** REQUIRED ACTION **
Every entry below must be reproduced exactly.
=======
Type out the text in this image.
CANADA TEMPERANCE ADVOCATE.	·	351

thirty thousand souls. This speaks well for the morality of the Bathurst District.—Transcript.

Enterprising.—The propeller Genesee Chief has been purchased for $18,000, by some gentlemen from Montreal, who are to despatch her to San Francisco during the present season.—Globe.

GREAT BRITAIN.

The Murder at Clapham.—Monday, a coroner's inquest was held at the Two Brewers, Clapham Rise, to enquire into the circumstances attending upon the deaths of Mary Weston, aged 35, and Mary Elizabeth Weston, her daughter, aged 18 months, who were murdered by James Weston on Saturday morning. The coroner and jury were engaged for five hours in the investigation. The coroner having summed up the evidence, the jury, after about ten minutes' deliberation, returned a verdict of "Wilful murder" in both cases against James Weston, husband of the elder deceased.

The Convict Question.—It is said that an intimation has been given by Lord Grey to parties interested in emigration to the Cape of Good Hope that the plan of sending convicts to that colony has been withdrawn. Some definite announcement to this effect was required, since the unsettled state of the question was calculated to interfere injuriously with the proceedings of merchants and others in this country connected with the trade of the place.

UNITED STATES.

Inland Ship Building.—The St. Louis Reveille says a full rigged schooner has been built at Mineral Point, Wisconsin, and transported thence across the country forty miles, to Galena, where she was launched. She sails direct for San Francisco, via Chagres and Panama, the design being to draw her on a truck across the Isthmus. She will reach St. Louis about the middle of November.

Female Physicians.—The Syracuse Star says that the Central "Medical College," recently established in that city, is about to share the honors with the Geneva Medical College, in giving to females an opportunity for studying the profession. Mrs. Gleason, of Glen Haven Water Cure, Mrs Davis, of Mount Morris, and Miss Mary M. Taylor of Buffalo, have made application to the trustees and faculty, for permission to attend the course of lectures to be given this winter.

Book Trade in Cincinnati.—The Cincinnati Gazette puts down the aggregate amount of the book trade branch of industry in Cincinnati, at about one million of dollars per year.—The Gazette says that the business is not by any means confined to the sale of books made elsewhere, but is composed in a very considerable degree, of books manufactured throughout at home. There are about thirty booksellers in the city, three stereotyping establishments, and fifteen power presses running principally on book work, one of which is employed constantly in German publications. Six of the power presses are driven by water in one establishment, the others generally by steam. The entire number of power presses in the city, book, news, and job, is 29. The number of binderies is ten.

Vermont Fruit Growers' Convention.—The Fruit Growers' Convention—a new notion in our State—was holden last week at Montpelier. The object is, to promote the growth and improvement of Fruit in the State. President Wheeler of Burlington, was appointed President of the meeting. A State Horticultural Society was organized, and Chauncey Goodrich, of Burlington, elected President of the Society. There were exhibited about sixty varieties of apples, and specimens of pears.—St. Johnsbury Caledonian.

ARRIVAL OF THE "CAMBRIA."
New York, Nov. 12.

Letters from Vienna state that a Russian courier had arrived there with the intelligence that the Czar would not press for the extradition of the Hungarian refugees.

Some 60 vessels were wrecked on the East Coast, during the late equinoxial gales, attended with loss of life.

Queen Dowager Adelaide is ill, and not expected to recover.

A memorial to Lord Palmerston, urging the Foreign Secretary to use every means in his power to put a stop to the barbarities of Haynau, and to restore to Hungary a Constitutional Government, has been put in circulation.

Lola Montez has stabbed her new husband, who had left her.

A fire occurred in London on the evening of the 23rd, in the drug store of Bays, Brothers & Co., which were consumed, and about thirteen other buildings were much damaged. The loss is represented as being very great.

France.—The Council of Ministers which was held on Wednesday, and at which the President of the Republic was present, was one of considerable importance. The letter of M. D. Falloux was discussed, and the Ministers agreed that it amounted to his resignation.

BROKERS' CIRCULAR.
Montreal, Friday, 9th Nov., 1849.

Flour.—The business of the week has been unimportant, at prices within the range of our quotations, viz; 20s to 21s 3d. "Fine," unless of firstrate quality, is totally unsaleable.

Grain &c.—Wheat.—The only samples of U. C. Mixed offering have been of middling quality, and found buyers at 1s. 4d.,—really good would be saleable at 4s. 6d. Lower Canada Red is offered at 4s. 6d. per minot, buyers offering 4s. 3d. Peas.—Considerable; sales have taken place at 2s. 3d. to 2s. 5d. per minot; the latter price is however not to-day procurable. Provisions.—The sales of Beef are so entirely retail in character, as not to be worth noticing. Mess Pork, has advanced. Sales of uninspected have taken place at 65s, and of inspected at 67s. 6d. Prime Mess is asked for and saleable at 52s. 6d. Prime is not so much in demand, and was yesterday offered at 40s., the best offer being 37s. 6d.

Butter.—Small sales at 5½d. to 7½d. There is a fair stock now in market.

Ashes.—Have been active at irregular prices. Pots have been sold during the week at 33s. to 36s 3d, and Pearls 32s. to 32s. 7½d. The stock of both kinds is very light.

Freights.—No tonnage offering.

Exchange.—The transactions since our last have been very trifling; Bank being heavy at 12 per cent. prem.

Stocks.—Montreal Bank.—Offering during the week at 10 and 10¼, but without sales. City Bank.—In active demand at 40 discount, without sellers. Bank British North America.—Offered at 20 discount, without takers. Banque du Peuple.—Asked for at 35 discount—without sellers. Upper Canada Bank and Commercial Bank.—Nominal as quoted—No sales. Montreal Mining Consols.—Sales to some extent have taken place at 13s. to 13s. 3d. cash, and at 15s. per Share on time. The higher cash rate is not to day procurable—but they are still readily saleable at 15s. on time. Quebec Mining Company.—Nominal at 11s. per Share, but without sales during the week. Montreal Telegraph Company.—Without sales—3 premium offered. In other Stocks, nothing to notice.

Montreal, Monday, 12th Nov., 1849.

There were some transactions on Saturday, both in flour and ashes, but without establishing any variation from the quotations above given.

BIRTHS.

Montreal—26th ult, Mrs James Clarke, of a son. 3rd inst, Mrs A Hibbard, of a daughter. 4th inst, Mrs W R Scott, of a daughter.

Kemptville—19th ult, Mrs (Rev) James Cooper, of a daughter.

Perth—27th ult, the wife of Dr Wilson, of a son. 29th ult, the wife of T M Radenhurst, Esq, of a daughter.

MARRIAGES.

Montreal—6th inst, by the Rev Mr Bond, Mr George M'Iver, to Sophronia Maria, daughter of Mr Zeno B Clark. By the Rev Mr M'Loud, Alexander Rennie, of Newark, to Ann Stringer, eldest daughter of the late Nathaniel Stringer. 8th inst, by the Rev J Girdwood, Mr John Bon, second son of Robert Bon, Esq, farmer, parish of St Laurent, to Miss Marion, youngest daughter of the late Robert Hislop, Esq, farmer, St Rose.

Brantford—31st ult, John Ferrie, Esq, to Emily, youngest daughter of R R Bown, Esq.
=======
** FINAL ANSWER **
Type out the text in this image.
CANADA TEMPERANCE ADVOCATE.	·	351

thirty thousand souls. This speaks well for the morality of the Bathurst District.—Transcript.

Enterprising.—The propeller Genesee Chief has been purchased for $18,000, by some gentlemen from Montreal, who are to despatch her to San Francisco during the present season.—Globe.

GREAT BRITAIN.

The Murder at Clapham.—Monday, a coroner's inquest was held at the Two Brewers, Clapham Rise, to enquire into the circumstances attending upon the deaths of Mary Weston, aged 35, and Mary Elizabeth Weston, her daughter, aged 18 months, who were murdered by James Weston on Saturday morning. The coroner and jury were engaged for five hours in the investigation. The coroner having summed up the evidence, the jury, after about ten minutes' deliberation, returned a verdict of "Wilful murder" in both cases against James Weston, husband of the elder deceased.

The Convict Question.—It is said that an intimation has been given by Lord Grey to parties interested in emigration to the Cape of Good Hope that the plan of sending convicts to that colony has been withdrawn. Some definite announcement to this effect was required, since the unsettled state of the question was calculated to interfere injuriously with the proceedings of merchants and others in this country connected with the trade of the place.

UNITED STATES.

Inland Ship Building.—The St. Louis Reveille says a full rigged schooner has been built at Mineral Point, Wisconsin, and transported thence across the country forty miles, to Galena, where she was launched. She sails direct for San Francisco, via Chagres and Panama, the design being to draw her on a truck across the Isthmus. She will reach St. Louis about the middle of November.

Female Physicians.—The Syracuse Star says that the Central "Medical College," recently established in that city, is about to share the honors with the Geneva Medical College, in giving to females an opportunity for studying the profession. Mrs. Gleason, of Glen Haven Water Cure, Mrs Davis, of Mount Morris, and Miss Mary M. Taylor of Buffalo, have made application to the trustees and faculty, for permission to attend the course of lectures to be given this winter.

Book Trade in Cincinnati.—The Cincinnati Gazette puts down the aggregate amount of the book trade branch of industry in Cincinnati, at about one million of dollars per year.—The Gazette says that the business is not by any means confined to the sale of books made elsewhere, but is composed in a very considerable degree, of books manufactured throughout at home. There are about thirty booksellers in the city, three stereotyping establishments, and fifteen power presses running principally on book work, one of which is employed constantly in German publications. Six of the power presses are driven by water in one establishment, the others generally by steam. The entire number of power presses in the city, book, news, and job, is 29. The number of binderies is ten.

Vermont Fruit Growers' Convention.—The Fruit Growers' Convention—a new notion in our State—was holden last week at Montpelier. The object is, to promote the growth and improvement of Fruit in the State. President Wheeler of Burlington, was appointed President of the meeting. A State Horticultural Society was organized, and Chauncey Goodrich, of Burlington, elected President of the Society. There were exhibited about sixty varieties of apples, and specimens of pears.—St. Johnsbury Caledonian.

ARRIVAL OF THE "CAMBRIA."
New York, Nov. 12.

Letters from Vienna state that a Russian courier had arrived there with the intelligence that the Czar would not press for the extradition of the Hungarian refugees.

Some 60 vessels were wrecked on the East Coast, during the late equinoxial gales, attended with loss of life.

Queen Dowager Adelaide is ill, and not expected to recover.

A memorial to Lord Palmerston, urging the Foreign Secretary to use every means in his power to put a stop to the barbarities of Haynau, and to restore to Hungary a Constitutional Government, has been put in circulation.

Lola Montez has stabbed her new husband, who had left her.

A fire occurred in London on the evening of the 23rd, in the drug store of Bays, Brothers & Co., which were consumed, and about thirteen other buildings were much damaged. The loss is represented as being very great.

France.—The Council of Ministers which was held on Wednesday, and at which the President of the Republic was present, was one of considerable importance. The letter of M. D. Falloux was discussed, and the Ministers agreed that it amounted to his resignation.

BROKERS' CIRCULAR.
Montreal, Friday, 9th Nov., 1849.

Flour.—The business of the week has been unimportant, at prices within the range of our quotations, viz; 20s to 21s 3d. "Fine," unless of firstrate quality, is totally unsaleable.

Grain &c.—Wheat.—The only samples of U. C. Mixed offering have been of middling quality, and found buyers at 1s. 4d.,—really good would be saleable at 4s. 6d. Lower Canada Red is offered at 4s. 6d. per minot, buyers offering 4s. 3d. Peas.—Considerable; sales have taken place at 2s. 3d. to 2s. 5d. per minot; the latter price is however not to-day procurable. Provisions.—The sales of Beef are so entirely retail in character, as not to be worth noticing. Mess Pork, has advanced. Sales of uninspected have taken place at 65s, and of inspected at 67s. 6d. Prime Mess is asked for and saleable at 52s. 6d. Prime is not so much in demand, and was yesterday offered at 40s., the best offer being 37s. 6d.

Butter.—Small sales at 5½d. to 7½d. There is a fair stock now in market.

Ashes.—Have been active at irregular prices. Pots have been sold during the week at 33s. to 36s 3d, and Pearls 32s. to 32s. 7½d. The stock of both kinds is very light.

Freights.—No tonnage offering.

Exchange.—The transactions since our last have been very trifling; Bank being heavy at 12 per cent. prem.

Stocks.—Montreal Bank.—Offering during the week at 10 and 10¼, but without sales. City Bank.—In active demand at 40 discount, without sellers. Bank British North America.—Offered at 20 discount, without takers. Banque du Peuple.—Asked for at 35 discount—without sellers. Upper Canada Bank and Commercial Bank.—Nominal as quoted—No sales. Montreal Mining Consols.—Sales to some extent have taken place at 13s. to 13s. 3d. cash, and at 15s. per Share on time. The higher cash rate is not to day procurable—but they are still readily saleable at 15s. on time. Quebec Mining Company.—Nominal at 11s. per Share, but without sales during the week. Montreal Telegraph Company.—Without sales—3 premium offered. In other Stocks, nothing to notice.

Montreal, Monday, 12th Nov., 1849.

There were some transactions on Saturday, both in flour and ashes, but without establishing any variation from the quotations above given.

BIRTHS.

Montreal—26th ult, Mrs James Clarke, of a son. 3rd inst, Mrs A Hibbard, of a daughter. 4th inst, Mrs W R Scott, of a daughter.

Kemptville—19th ult, Mrs (Rev) James Cooper, of a daughter.

Perth—27th ult, the wife of Dr Wilson, of a son. 29th ult, the wife of T M Radenhurst, Esq, of a daughter.

MARRIAGES.

Montreal—6th inst, by the Rev Mr Bond, Mr George M'Iver, to Sophronia Maria, daughter of Mr Zeno B Clark. By the Rev Mr M'Loud, Alexander Rennie, of Newark, to Ann Stringer, eldest daughter of the late Nathaniel Stringer. 8th inst, by the Rev J Girdwood, Mr John Bon, second son of Robert Bon, Esq, farmer, parish of St Laurent, to Miss Marion, youngest daughter of the late Robert Hislop, Esq, farmer, St Rose.

Brantford—31st ult, John Ferrie, Esq, to Emily, youngest daughter of R R Bown, Esq.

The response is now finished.